§ **Exercise objective**
Find all lines in the listing that include the word "الله", then copy them.

• • • •

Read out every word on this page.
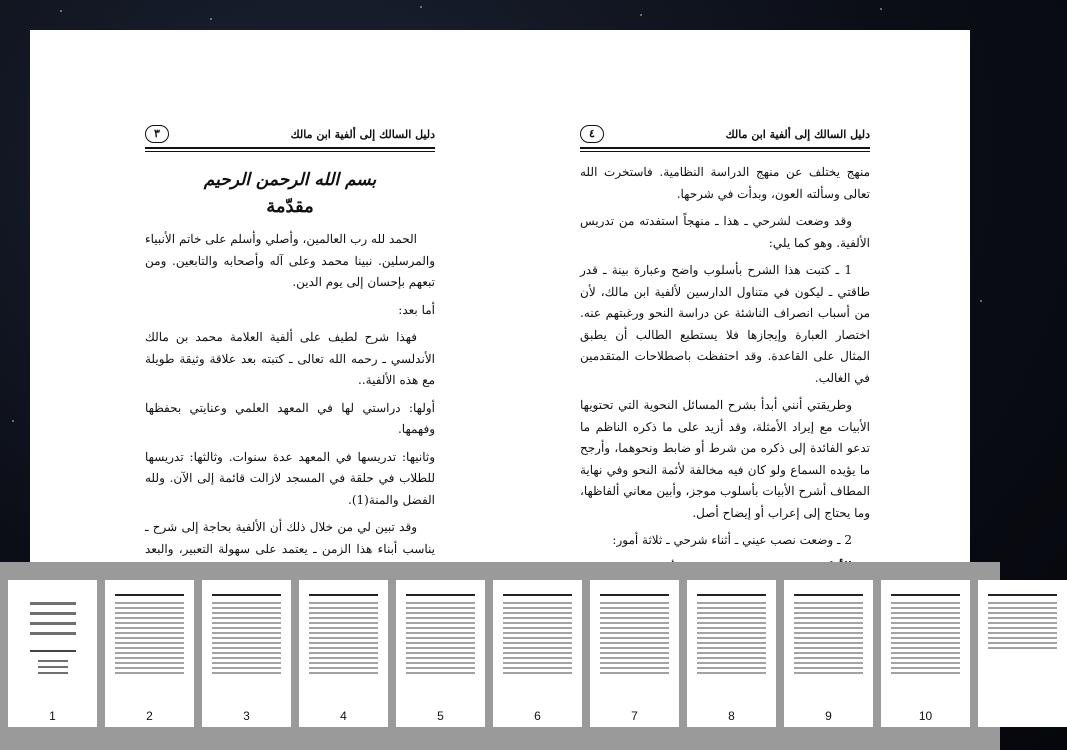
دليل السالك إلى ألفية ابن مالك
٣
بسم الله الرحمن الرحيم
مقدّمة

الحمد لله رب العالمين، وأصلي وأسلم على خاتم الأنبياء والمرسلين. نبينا محمد وعلى آله وأصحابه والتابعين. ومن تبعهم بإحسان إلى يوم الدين.

أما بعد:

فهذا شرح لطيف على ألفية العلامة محمد بن مالك الأندلسي ـ رحمه الله تعالى ـ كتبته بعد علاقة وثيقة طويلة مع هذه الألفية..

أولها: دراستي لها في المعهد العلمي وعنايتي بحفظها وفهمها.

وثانيها: تدريسها في المعهد عدة سنوات. وثالثها: تدريسها للطلاب في حلقة في المسجد لازالت قائمة إلى الآن. ولله الفضل والمنة(1).

وقد تبين لي من خلال ذلك أن الألفية بحاجة إلى شرح ـ يناسب أبناء هذا الزمن ـ يعتمد على سهولة التعبير، والبعد

دليل السالك إلى ألفية ابن مالك
٤

منهج يختلف عن منهج الدراسة النظامية. فاستخرت الله تعالى وسألته العون، وبدأت في شرحها.

وقد وضعت لشرحي ـ هذا ـ منهجاً استفدته من تدريس الألفية. وهو كما يلي:

1 ـ كتبت هذا الشرح بأسلوب واضح وعبارة بينة ـ قدر طاقتي ـ ليكون في متناول الدارسين لألفية ابن مالك، لأن من أسباب انصراف الناشئة عن دراسة النحو ورغبتهم عنه. اختصار العبارة وإيجازها فلا يستطيع الطالب أن يطبق المثال على القاعدة. وقد احتفظت باصطلاحات المتقدمين في الغالب.

وطريقتي أنني أبدأ بشرح المسائل النحوية التي تحتويها الأبيات مع إيراد الأمثلة، وقد أزيد على ما ذكره الناظم ما تدعو الفائدة إلى ذكره من شرط أو ضابط ونحوهما، وأرجح ما يؤيده السماع ولو كان فيه مخالفة لأئمة النحو وفي نهاية المطاف أشرح الأبيات بأسلوب موجز، وأبين معاني ألفاظها، وما يحتاج إلى إعراب أو إيضاح أصل.

2 ـ وضعت نصب عيني ـ أثناء شرحي ـ ثلاثة أمور:

1	2	3	4	5	6	7	8	9	10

• • • •

§ **Exercise output**
بسم الله الرحمن الرحيم
فهذا شرح لطيف على ألفية العلامة محمد بن مالك الأندلسي ـ رحمه الله تعالى ـ كتبته بعد علاقة وثيقة طويلة مع هذه الألفية..
منهج يختلف عن منهج الدراسة النظامية. فاستخرت الله تعالى وسألته العون، وبدأت في شرحها.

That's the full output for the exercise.